Data records:
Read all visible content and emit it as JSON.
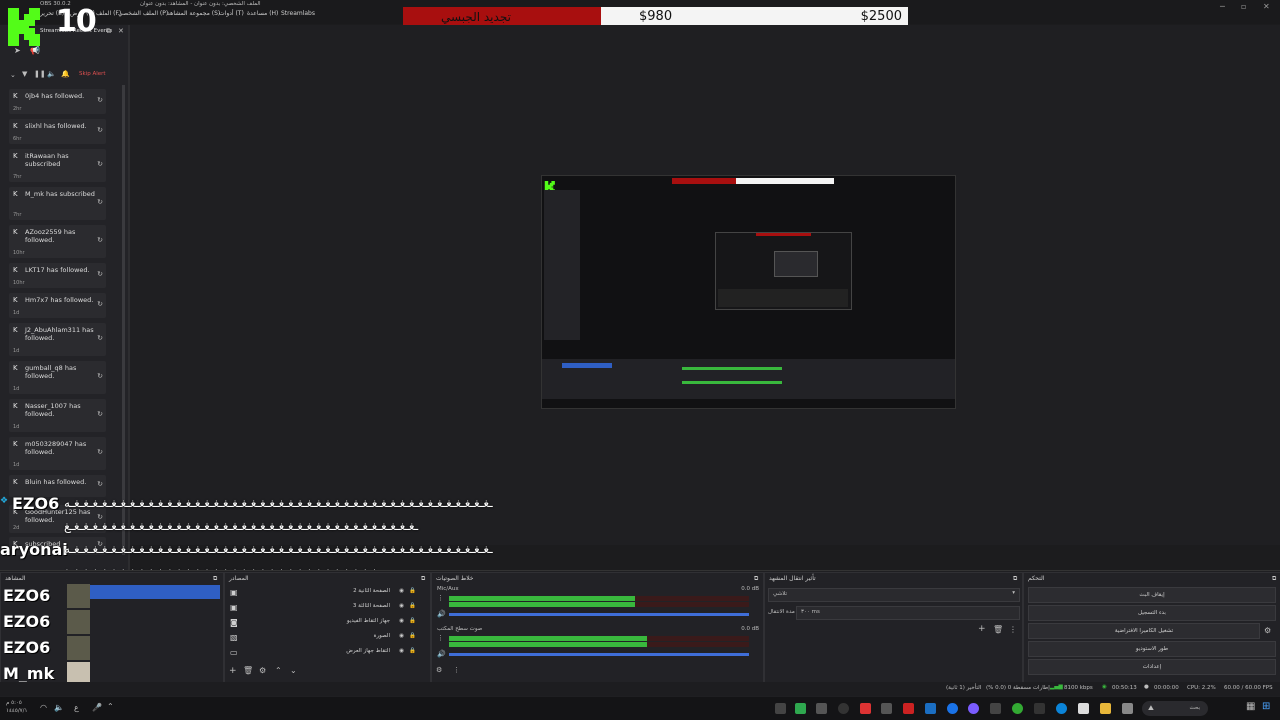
{
  "window": {
    "title": "الملف الشخصي: بدون عنوان - المشاهد: بدون عنوان",
    "app_version": "OBS 30.0.2"
  },
  "menu": {
    "items": [
      "الملف (F)",
      "تحرير (E)",
      "عرض (V)",
      "الملف الشخصي (P)",
      "مجموعة المشاهد (S)",
      "أدوات (T)",
      "مساعدة (H)",
      "Streamlabs"
    ]
  },
  "goal": {
    "label": "تجديد الجبسي",
    "current": "$980",
    "target": "$2500",
    "progress": 0.392,
    "fill_color": "#a80f0f"
  },
  "logo": {
    "number": "10",
    "color": "#53fc18"
  },
  "alerts": {
    "header": "Streamlabs Recent Events",
    "skip_label": "Skip Alert",
    "items": [
      {
        "text": "0jb4 has followed.",
        "time": "2hr"
      },
      {
        "text": "slixhl has followed.",
        "time": "6hr"
      },
      {
        "text": "itRawaan has subscribed",
        "time": "7hr"
      },
      {
        "text": "M_mk has subscribed",
        "time": "7hr"
      },
      {
        "text": "AZooz2559 has followed.",
        "time": "10hr"
      },
      {
        "text": "LKT17 has followed.",
        "time": "10hr"
      },
      {
        "text": "Hm7x7 has followed.",
        "time": "1d"
      },
      {
        "text": "J2_AbuAhlam311 has followed.",
        "time": "1d"
      },
      {
        "text": "gumball_q8 has followed.",
        "time": "1d"
      },
      {
        "text": "Nasser_1007 has followed.",
        "time": "1d"
      },
      {
        "text": "m0503289047 has followed.",
        "time": "1d"
      },
      {
        "text": "Bluin has followed.",
        "time": ""
      },
      {
        "text": "GoodHunter125 has followed.",
        "time": "2d"
      },
      {
        "text": "subscribed",
        "time": ""
      }
    ]
  },
  "chat": [
    {
      "name": "EZO6",
      "message": "ـغـغـغـغـغـغـغـغـغـغـغـغـغـغـغـغـغـغـغـغـغـغـغـغـغـغـغـغـغـغـغـغـغـغـغـغـغـغـغـغـغـغـغـغـغـه"
    },
    {
      "name": "",
      "message": "ـغـغـغـغـغـغـغـغـغـغـغـغـغـغـغـغـغـغـغـغـغـغـغـغـغـغـغـغـغـغـغـغـغـغـغـغـغـغ"
    },
    {
      "name": "aryonai",
      "message": "ـغـغـغـغـغـغـغـغـغـغـغـغـغـغـغـغـغـغـغـغـغـغـغـغـغـغـغـغـغـغـغـغـغـغـغـغـغـغـغـغـغـغـغـغـغـه"
    },
    {
      "name": "",
      "message": "ـغـغـغـغـغـغـغـغـغـغـغـغـغـغـغـغـغـغـغـغـغـغـغـغـغـغـغـغـغـغـغـغـغـغ"
    }
  ],
  "docks": {
    "scenes": {
      "title": "المشاهد",
      "items": [
        "EZO6",
        "EZO6",
        "EZO6",
        "M_mk"
      ]
    },
    "sources": {
      "title": "المصادر",
      "items": [
        "الصفحة الثانية 2",
        "الصفحة الثالثة 3",
        "جهاز التقاط الفيديو",
        "الصورة",
        "التقاط جهاز العرض"
      ]
    },
    "mixer": {
      "title": "خلاط الصوتيات",
      "tracks": [
        {
          "name": "Mic/Aux",
          "db": "0.0 dB",
          "level": 0.62
        },
        {
          "name": "صوت سطح المكتب",
          "db": "0.0 dB",
          "level": 0.66
        }
      ],
      "scale": [
        "-60",
        "-55",
        "-50",
        "-45",
        "-40",
        "-35",
        "-30",
        "-25",
        "-20",
        "-15",
        "-10",
        "-5",
        "0"
      ]
    },
    "transitions": {
      "title": "تأثير انتقال المشهد",
      "selected": "تلاشي",
      "duration_label": "مدة الانتقال",
      "duration_value": "٣٠٠ ms"
    },
    "controls": {
      "title": "التحكم",
      "buttons": [
        "إيقاف البث",
        "بدء التسجيل",
        "تشغيل الكاميرا الافتراضية",
        "طور الاستوديو",
        "إعدادات"
      ]
    }
  },
  "status": {
    "dropped": "إطارات مسقطة 0 (0.0 %)",
    "delay": "التأخير (1 ثانية)",
    "bitrate": "8100 kbps",
    "stream_time": "00:50:13",
    "rec_time": "00:00:00",
    "cpu": "CPU: 2.2%",
    "fps": "60.00 / 60.00 FPS"
  },
  "taskbar": {
    "clock_time": "٥:٠٥ م",
    "clock_date": "١٤٤٥/٧/١",
    "search_label": "بحث"
  }
}
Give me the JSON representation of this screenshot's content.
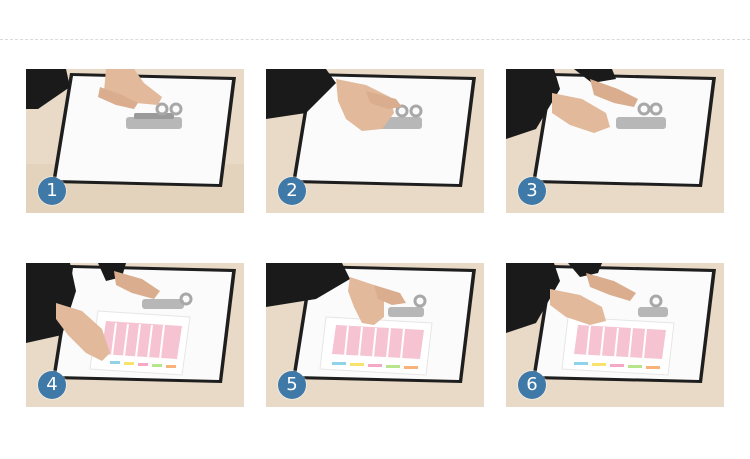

▶ **EXERCISE OBJECTIVE**
Without the pictures, return the entries exactly as they appear.

▶ **EXPECTED ANSWER**
Read all visible content and emit it as JSON.
{
  "window": {
    "title": "الملف الشخصي: بدون عنوان - المشاهد: بدون عنوان",
    "app_version": "OBS 30.0.2"
  },
  "menu": {
    "items": [
      "الملف (F)",
      "تحرير (E)",
      "عرض (V)",
      "الملف الشخصي (P)",
      "مجموعة المشاهد (S)",
      "أدوات (T)",
      "مساعدة (H)",
      "Streamlabs"
    ]
  },
  "goal": {
    "label": "تجديد الجبسي",
    "current": "$980",
    "target": "$2500",
    "progress": 0.392,
    "fill_color": "#a80f0f"
  },
  "logo": {
    "number": "10",
    "color": "#53fc18"
  },
  "alerts": {
    "header": "Streamlabs Recent Events",
    "skip_label": "Skip Alert",
    "items": [
      {
        "text": "0jb4 has followed.",
        "time": "2hr"
      },
      {
        "text": "slixhl has followed.",
        "time": "6hr"
      },
      {
        "text": "itRawaan has subscribed",
        "time": "7hr"
      },
      {
        "text": "M_mk has subscribed",
        "time": "7hr"
      },
      {
        "text": "AZooz2559 has followed.",
        "time": "10hr"
      },
      {
        "text": "LKT17 has followed.",
        "time": "10hr"
      },
      {
        "text": "Hm7x7 has followed.",
        "time": "1d"
      },
      {
        "text": "J2_AbuAhlam311 has followed.",
        "time": "1d"
      },
      {
        "text": "gumball_q8 has followed.",
        "time": "1d"
      },
      {
        "text": "Nasser_1007 has followed.",
        "time": "1d"
      },
      {
        "text": "m0503289047 has followed.",
        "time": "1d"
      },
      {
        "text": "Bluin has followed.",
        "time": ""
      },
      {
        "text": "GoodHunter125 has followed.",
        "time": "2d"
      },
      {
        "text": "subscribed",
        "time": ""
      }
    ]
  },
  "chat": [
    {
      "name": "EZO6",
      "message": "ـغـغـغـغـغـغـغـغـغـغـغـغـغـغـغـغـغـغـغـغـغـغـغـغـغـغـغـغـغـغـغـغـغـغـغـغـغـغـغـغـغـغـغـغـغـه"
    },
    {
      "name": "",
      "message": "ـغـغـغـغـغـغـغـغـغـغـغـغـغـغـغـغـغـغـغـغـغـغـغـغـغـغـغـغـغـغـغـغـغـغـغـغـغـغ"
    },
    {
      "name": "aryonai",
      "message": "ـغـغـغـغـغـغـغـغـغـغـغـغـغـغـغـغـغـغـغـغـغـغـغـغـغـغـغـغـغـغـغـغـغـغـغـغـغـغـغـغـغـغـغـغـغـه"
    },
    {
      "name": "",
      "message": "ـغـغـغـغـغـغـغـغـغـغـغـغـغـغـغـغـغـغـغـغـغـغـغـغـغـغـغـغـغـغـغـغـغـغ"
    }
  ],
  "docks": {
    "scenes": {
      "title": "المشاهد",
      "items": [
        "EZO6",
        "EZO6",
        "EZO6",
        "M_mk"
      ]
    },
    "sources": {
      "title": "المصادر",
      "items": [
        "الصفحة الثانية 2",
        "الصفحة الثالثة 3",
        "جهاز التقاط الفيديو",
        "الصورة",
        "التقاط جهاز العرض"
      ]
    },
    "mixer": {
      "title": "خلاط الصوتيات",
      "tracks": [
        {
          "name": "Mic/Aux",
          "db": "0.0 dB",
          "level": 0.62
        },
        {
          "name": "صوت سطح المكتب",
          "db": "0.0 dB",
          "level": 0.66
        }
      ],
      "scale": [
        "-60",
        "-55",
        "-50",
        "-45",
        "-40",
        "-35",
        "-30",
        "-25",
        "-20",
        "-15",
        "-10",
        "-5",
        "0"
      ]
    },
    "transitions": {
      "title": "تأثير انتقال المشهد",
      "selected": "تلاشي",
      "duration_label": "مدة الانتقال",
      "duration_value": "٣٠٠ ms"
    },
    "controls": {
      "title": "التحكم",
      "buttons": [
        "إيقاف البث",
        "بدء التسجيل",
        "تشغيل الكاميرا الافتراضية",
        "طور الاستوديو",
        "إعدادات"
      ]
    }
  },
  "status": {
    "dropped": "إطارات مسقطة 0 (0.0 %)",
    "delay": "التأخير (1 ثانية)",
    "bitrate": "8100 kbps",
    "stream_time": "00:50:13",
    "rec_time": "00:00:00",
    "cpu": "CPU: 2.2%",
    "fps": "60.00 / 60.00 FPS"
  },
  "taskbar": {
    "clock_time": "٥:٠٥ م",
    "clock_date": "١٤٤٥/٧/١",
    "search_label": "بحث"
  }
}
Give me the JSON representation of this screenshot's content.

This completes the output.